(begin)

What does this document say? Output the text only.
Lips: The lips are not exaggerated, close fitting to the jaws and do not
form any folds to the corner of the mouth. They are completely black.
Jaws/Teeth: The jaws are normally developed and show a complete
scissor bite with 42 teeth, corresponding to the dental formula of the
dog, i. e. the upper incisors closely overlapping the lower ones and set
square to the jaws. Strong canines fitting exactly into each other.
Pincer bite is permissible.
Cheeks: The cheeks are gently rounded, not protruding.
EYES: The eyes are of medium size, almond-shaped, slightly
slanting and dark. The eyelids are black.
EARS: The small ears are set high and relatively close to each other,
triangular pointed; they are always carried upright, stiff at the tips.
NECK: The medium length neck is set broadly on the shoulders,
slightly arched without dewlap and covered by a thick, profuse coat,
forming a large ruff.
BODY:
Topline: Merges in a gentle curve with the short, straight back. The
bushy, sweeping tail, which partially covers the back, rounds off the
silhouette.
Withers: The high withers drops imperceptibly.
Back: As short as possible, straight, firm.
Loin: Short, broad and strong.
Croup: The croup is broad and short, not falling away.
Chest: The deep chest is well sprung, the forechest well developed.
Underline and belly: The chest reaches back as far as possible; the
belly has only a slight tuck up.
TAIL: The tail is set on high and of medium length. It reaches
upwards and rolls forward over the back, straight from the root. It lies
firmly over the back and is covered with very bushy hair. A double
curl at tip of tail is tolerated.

(end)

_What you will do_
Return only those lines of the records that contain the string "black".

_Result_
form any folds to the corner of the mouth. They are completely black.
slanting and dark. The eyelids are black.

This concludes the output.